# Collection entries:

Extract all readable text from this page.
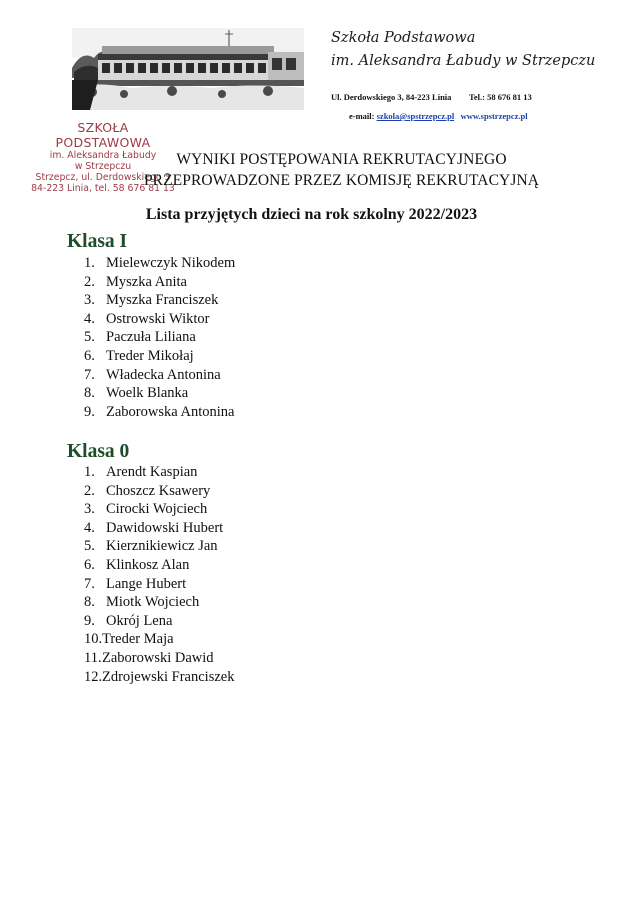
Szkoła Podstawowa
im. Aleksandra Łabudy w Strzepczu
Ul. Derdowskiego 3, 84-223 Linia Tel.: 58 676 81 13
e-mail: szkola@spstrzepcz.pl www.spstrzepcz.pl
SZKOŁA PODSTAWOWA
im. Aleksandra Łabudy
w Strzepczu
Strzepcz, ul. Derdowskiego 3
84-223 Linia, tel. 58 676 81 13
WYNIKI POSTĘPOWANIA REKRUTACYJNEGO
PRZEPROWADZONE PRZEZ KOMISJĘ REKRUTACYJNĄ
Lista przyjętych dzieci na rok szkolny 2022/2023
Klasa I
1. Mielewczyk Nikodem
2. Myszka Anita
3. Myszka Franciszek
4. Ostrowski Wiktor
5. Paczuła Liliana
6. Treder Mikołaj
7. Władecka Antonina
8. Woelk Blanka
9. Zaborowska Antonina
Klasa 0
1. Arendt Kaspian
2. Choszcz Ksawery
3. Cirocki Wojciech
4. Dawidowski Hubert
5. Kierznikiewicz Jan
6. Klinkosz Alan
7. Lange Hubert
8. Miotk Wojciech
9. Okrój Lena
10.Treder Maja
11.Zaborowski Dawid
12.Zdrojewski Franciszek
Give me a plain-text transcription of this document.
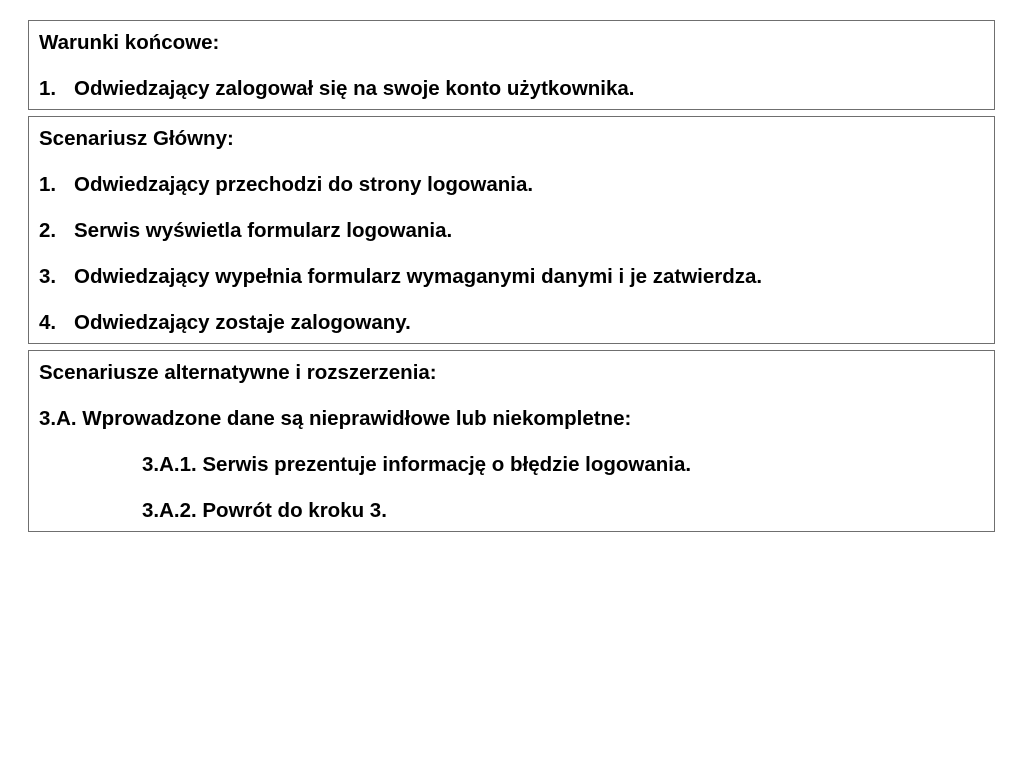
Warunki końcowe:
1. Odwiedzający zalogował się na swoje konto użytkownika.
Scenariusz Główny:
1. Odwiedzający przechodzi do strony logowania.
2. Serwis wyświetla formularz logowania.
3. Odwiedzający wypełnia formularz wymaganymi danymi i je zatwierdza.
4. Odwiedzający zostaje zalogowany.
Scenariusze alternatywne i rozszerzenia:
3.A. Wprowadzone dane są nieprawidłowe lub niekompletne:
3.A.1. Serwis prezentuje informację o błędzie logowania.
3.A.2. Powrót do kroku 3.
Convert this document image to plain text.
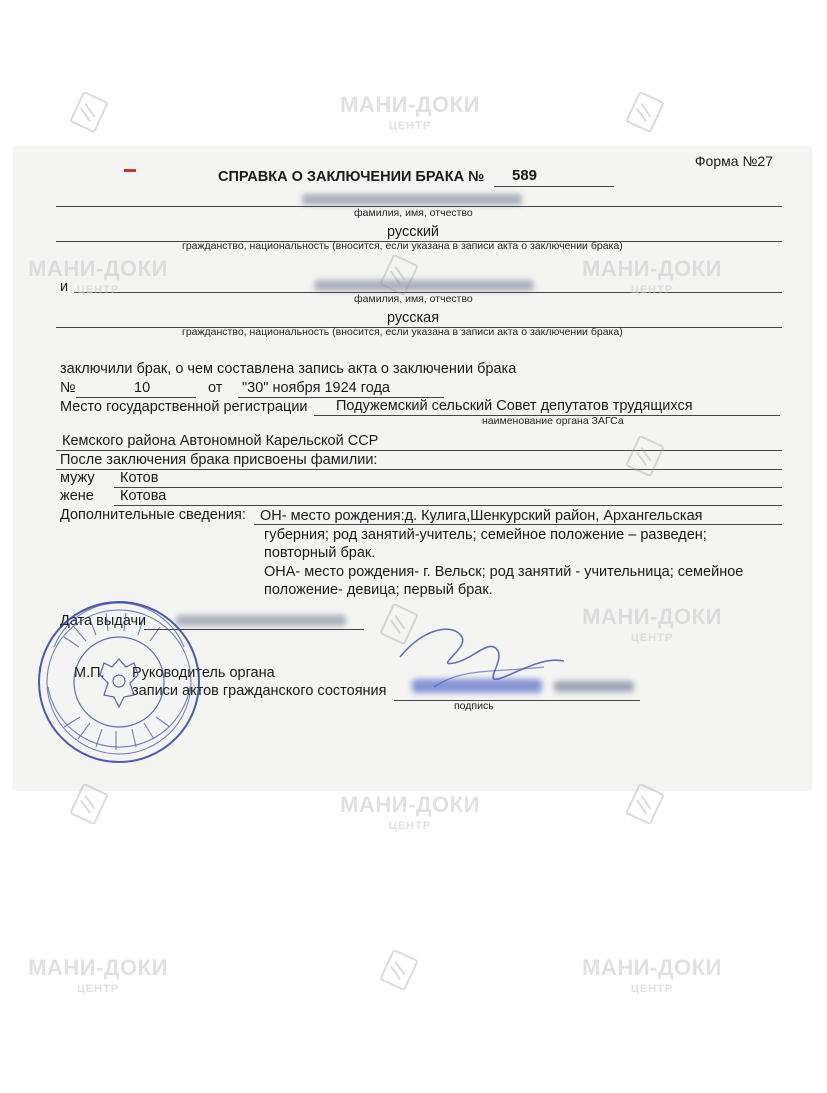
Форма №27
СПРАВКА О ЗАКЛЮЧЕНИИ БРАКА № 589
фамилия, имя, отчество
русский
гражданство, национальность (вносится, если указана в записи акта о заключении брака)
и
фамилия, имя, отчество
русская
гражданство, национальность (вносится, если указана в записи акта о заключении брака)
заключили брак, о чем составлена запись акта о заключении брака
№	10	от "30" ноября 1924 года
Место государственной регистрации Подужемский сельский Совет депутатов трудящихся
наименование органа ЗАГСа
Кемского района Автономной Карельской ССР
После заключения брака присвоены фамилии:
мужу Котов
жене Котова
Дополнительные сведения: ОН- место рождения:д. Кулига,Шенкурский район, Архангельская
губерния; род занятий-учитель; семейное положение – разведен;
повторный брак.
ОНА- место рождения- г. Вельск; род занятий - учительница; семейное
положение- девица; первый брак.
Дата выдачи
М.П. Руководитель органа
записи актов гражданского состояния
подпись
МАНИ-ДОКИ
ЦЕНТР
МАНИ-ДОКИ
ЦЕНТР
МАНИ-ДОКИ
ЦЕНТР
МАНИ-ДОКИ
ЦЕНТР
МАНИ-ДОКИ
ЦЕНТР
МАНИ-ДОКИ
ЦЕНТР
МАНИ-ДОКИ
ЦЕНТР
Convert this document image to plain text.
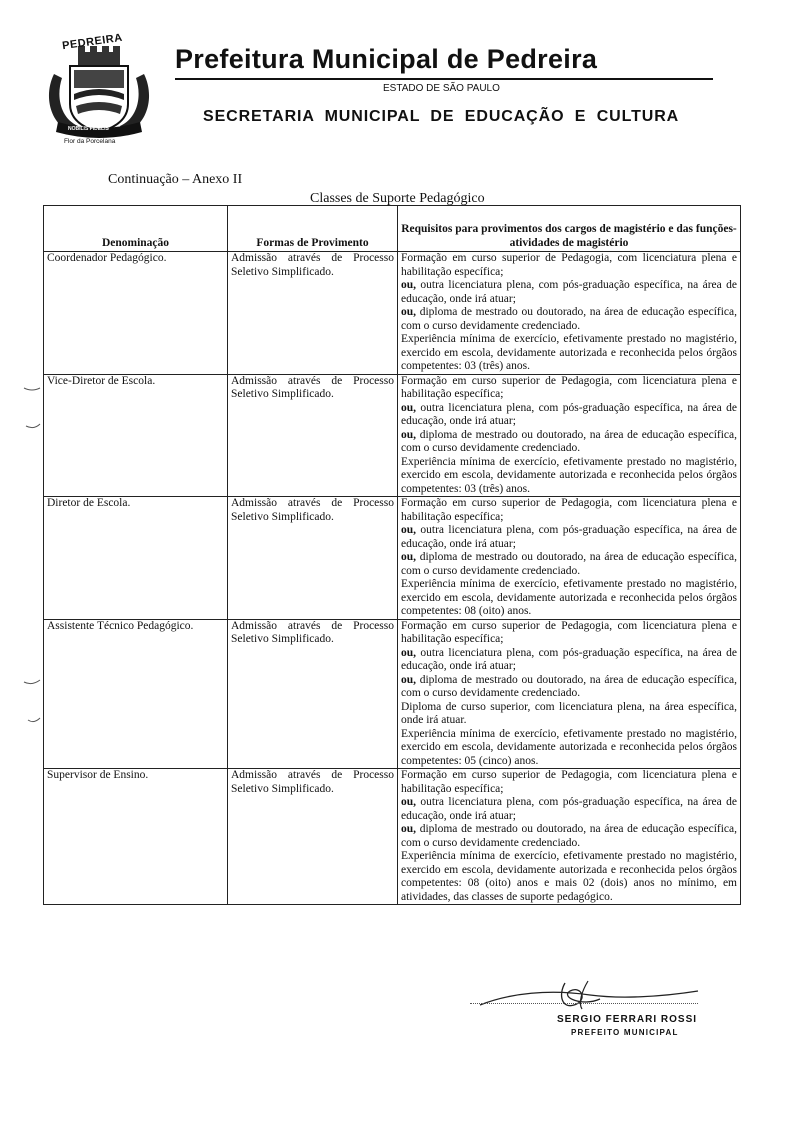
PEDREIRA
NOBILIS FIDELIS
Flor da Porcelana
Prefeitura Municipal de Pedreira
ESTADO DE SÃO PAULO
SECRETARIA MUNICIPAL DE EDUCAÇÃO E CULTURA
Continuação – Anexo II
Classes de Suporte Pedagógico
Denominação	Formas de Provimento	Requisitos para provimentos dos cargos de magistério e das funções-atividades de magistério
Coordenador Pedagógico.	Admissão através de Processo Seletivo Simplificado.	Formação em curso superior de Pedagogia, com licenciatura plena e habilitação específica;

ou, outra licenciatura plena, com pós-graduação específica, na área de educação, onde irá atuar;

ou, diploma de mestrado ou doutorado, na área de educação específica, com o curso devidamente credenciado.

Experiência mínima de exercício, efetivamente prestado no magistério, exercido em escola, devidamente autorizada e reconhecida pelos órgãos competentes: 03 (três) anos.

Vice-Diretor de Escola.	Admissão através de Processo Seletivo Simplificado.	Formação em curso superior de Pedagogia, com licenciatura plena e habilitação específica;

ou, outra licenciatura plena, com pós-graduação específica, na área de educação, onde irá atuar;

ou, diploma de mestrado ou doutorado, na área de educação específica, com o curso devidamente credenciado.

Experiência mínima de exercício, efetivamente prestado no magistério, exercido em escola, devidamente autorizada e reconhecida pelos órgãos competentes: 03 (três) anos.

Diretor de Escola.	Admissão através de Processo Seletivo Simplificado.	Formação em curso superior de Pedagogia, com licenciatura plena e habilitação específica;

ou, outra licenciatura plena, com pós-graduação específica, na área de educação, onde irá atuar;

ou, diploma de mestrado ou doutorado, na área de educação específica, com o curso devidamente credenciado.

Experiência mínima de exercício, efetivamente prestado no magistério, exercido em escola, devidamente autorizada e reconhecida pelos órgãos competentes: 08 (oito) anos.

Assistente Técnico Pedagógico.	Admissão através de Processo Seletivo Simplificado.	Formação em curso superior de Pedagogia, com licenciatura plena e habilitação específica;

ou, outra licenciatura plena, com pós-graduação específica, na área de educação, onde irá atuar;

ou, diploma de mestrado ou doutorado, na área de educação específica, com o curso devidamente credenciado.

Diploma de curso superior, com licenciatura plena, na área específica, onde irá atuar.

Experiência mínima de exercício, efetivamente prestado no magistério, exercido em escola, devidamente autorizada e reconhecida pelos órgãos competentes: 05 (cinco) anos.

Supervisor de Ensino.	Admissão através de Processo Seletivo Simplificado.	Formação em curso superior de Pedagogia, com licenciatura plena e habilitação específica;

ou, outra licenciatura plena, com pós-graduação específica, na área de educação, onde irá atuar;

ou, diploma de mestrado ou doutorado, na área de educação específica, com o curso devidamente credenciado.

Experiência mínima de exercício, efetivamente prestado no magistério, exercido em escola, devidamente autorizada e reconhecida pelos órgãos competentes: 08 (oito) anos e mais 02 (dois) anos no mínimo, em atividades, das classes de suporte pedagógico.

SERGIO FERRARI ROSSI
PREFEITO MUNICIPAL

# TASK OBJECTIVE:
Give back all entries exactly. No pictures belong in the copy.

# RESPONSE:
Extract all readable text from this page.
Szkoła Podstawowa
im. Aleksandra Łabudy w Strzepczu
Ul. Derdowskiego 3, 84-223 Linia Tel.: 58 676 81 13
e-mail: szkola@spstrzepcz.pl www.spstrzepcz.pl
SZKOŁA PODSTAWOWA
im. Aleksandra Łabudy
w Strzepczu
Strzepcz, ul. Derdowskiego 3
84-223 Linia, tel. 58 676 81 13
WYNIKI POSTĘPOWANIA REKRUTACYJNEGO
PRZEPROWADZONE PRZEZ KOMISJĘ REKRUTACYJNĄ
Lista przyjętych dzieci na rok szkolny 2022/2023
Klasa I
1. Mielewczyk Nikodem
2. Myszka Anita
3. Myszka Franciszek
4. Ostrowski Wiktor
5. Paczuła Liliana
6. Treder Mikołaj
7. Władecka Antonina
8. Woelk Blanka
9. Zaborowska Antonina
Klasa 0
1. Arendt Kaspian
2. Choszcz Ksawery
3. Cirocki Wojciech
4. Dawidowski Hubert
5. Kierznikiewicz Jan
6. Klinkosz Alan
7. Lange Hubert
8. Miotk Wojciech
9. Okrój Lena
10.Treder Maja
11.Zaborowski Dawid
12.Zdrojewski Franciszek
Give me a plain-text transcription of this document.
Warunki końcowe:
1. Odwiedzający zalogował się na swoje konto użytkownika.
Scenariusz Główny:
1. Odwiedzający przechodzi do strony logowania.
2. Serwis wyświetla formularz logowania.
3. Odwiedzający wypełnia formularz wymaganymi danymi i je zatwierdza.
4. Odwiedzający zostaje zalogowany.
Scenariusze alternatywne i rozszerzenia:
3.A. Wprowadzone dane są nieprawidłowe lub niekompletne:
3.A.1. Serwis prezentuje informację o błędzie logowania.
3.A.2. Powrót do kroku 3.
Convert this document image to plain text.
Форма №27
СПРАВКА О ЗАКЛЮЧЕНИИ БРАКА № 589
фамилия, имя, отчество
русский
гражданство, национальность (вносится, если указана в записи акта о заключении брака)
и
фамилия, имя, отчество
русская
гражданство, национальность (вносится, если указана в записи акта о заключении брака)
заключили брак, о чем составлена запись акта о заключении брака
№	10	от "30" ноября 1924 года
Место государственной регистрации Подужемский сельский Совет депутатов трудящихся
наименование органа ЗАГСа
Кемского района Автономной Карельской ССР
После заключения брака присвоены фамилии:
мужу Котов
жене Котова
Дополнительные сведения: ОН- место рождения:д. Кулига,Шенкурский район, Архангельская
губерния; род занятий-учитель; семейное положение – разведен;
повторный брак.
ОНА- место рождения- г. Вельск; род занятий - учительница; семейное
положение- девица; первый брак.
Дата выдачи
М.П. Руководитель органа
записи актов гражданского состояния
подпись
МАНИ-ДОКИ
ЦЕНТР
МАНИ-ДОКИ
ЦЕНТР
МАНИ-ДОКИ
ЦЕНТР
МАНИ-ДОКИ
ЦЕНТР
МАНИ-ДОКИ
ЦЕНТР
МАНИ-ДОКИ
ЦЕНТР
МАНИ-ДОКИ
ЦЕНТР
Convert this document image to plain text.
PEDREIRA
NOBILIS FIDELIS
Flor da Porcelana
Prefeitura Municipal de Pedreira
ESTADO DE SÃO PAULO
SECRETARIA MUNICIPAL DE EDUCAÇÃO E CULTURA
Continuação – Anexo II
Classes de Suporte Pedagógico
Denominação	Formas de Provimento	Requisitos para provimentos dos cargos de magistério e das funções-atividades de magistério
Coordenador Pedagógico.	Admissão através de Processo Seletivo Simplificado.	Formação em curso superior de Pedagogia, com licenciatura plena e habilitação específica;

ou, outra licenciatura plena, com pós-graduação específica, na área de educação, onde irá atuar;

ou, diploma de mestrado ou doutorado, na área de educação específica, com o curso devidamente credenciado.

Experiência mínima de exercício, efetivamente prestado no magistério, exercido em escola, devidamente autorizada e reconhecida pelos órgãos competentes: 03 (três) anos.

Vice-Diretor de Escola.	Admissão através de Processo Seletivo Simplificado.	Formação em curso superior de Pedagogia, com licenciatura plena e habilitação específica;

ou, outra licenciatura plena, com pós-graduação específica, na área de educação, onde irá atuar;

ou, diploma de mestrado ou doutorado, na área de educação específica, com o curso devidamente credenciado.

Experiência mínima de exercício, efetivamente prestado no magistério, exercido em escola, devidamente autorizada e reconhecida pelos órgãos competentes: 03 (três) anos.

Diretor de Escola.	Admissão através de Processo Seletivo Simplificado.	Formação em curso superior de Pedagogia, com licenciatura plena e habilitação específica;

ou, outra licenciatura plena, com pós-graduação específica, na área de educação, onde irá atuar;

ou, diploma de mestrado ou doutorado, na área de educação específica, com o curso devidamente credenciado.

Experiência mínima de exercício, efetivamente prestado no magistério, exercido em escola, devidamente autorizada e reconhecida pelos órgãos competentes: 08 (oito) anos.

Assistente Técnico Pedagógico.	Admissão através de Processo Seletivo Simplificado.	Formação em curso superior de Pedagogia, com licenciatura plena e habilitação específica;

ou, outra licenciatura plena, com pós-graduação específica, na área de educação, onde irá atuar;

ou, diploma de mestrado ou doutorado, na área de educação específica, com o curso devidamente credenciado.

Diploma de curso superior, com licenciatura plena, na área específica, onde irá atuar.

Experiência mínima de exercício, efetivamente prestado no magistério, exercido em escola, devidamente autorizada e reconhecida pelos órgãos competentes: 05 (cinco) anos.

Supervisor de Ensino.	Admissão através de Processo Seletivo Simplificado.	Formação em curso superior de Pedagogia, com licenciatura plena e habilitação específica;

ou, outra licenciatura plena, com pós-graduação específica, na área de educação, onde irá atuar;

ou, diploma de mestrado ou doutorado, na área de educação específica, com o curso devidamente credenciado.

Experiência mínima de exercício, efetivamente prestado no magistério, exercido em escola, devidamente autorizada e reconhecida pelos órgãos competentes: 08 (oito) anos e mais 02 (dois) anos no mínimo, em atividades, das classes de suporte pedagógico.

SERGIO FERRARI ROSSI
PREFEITO MUNICIPAL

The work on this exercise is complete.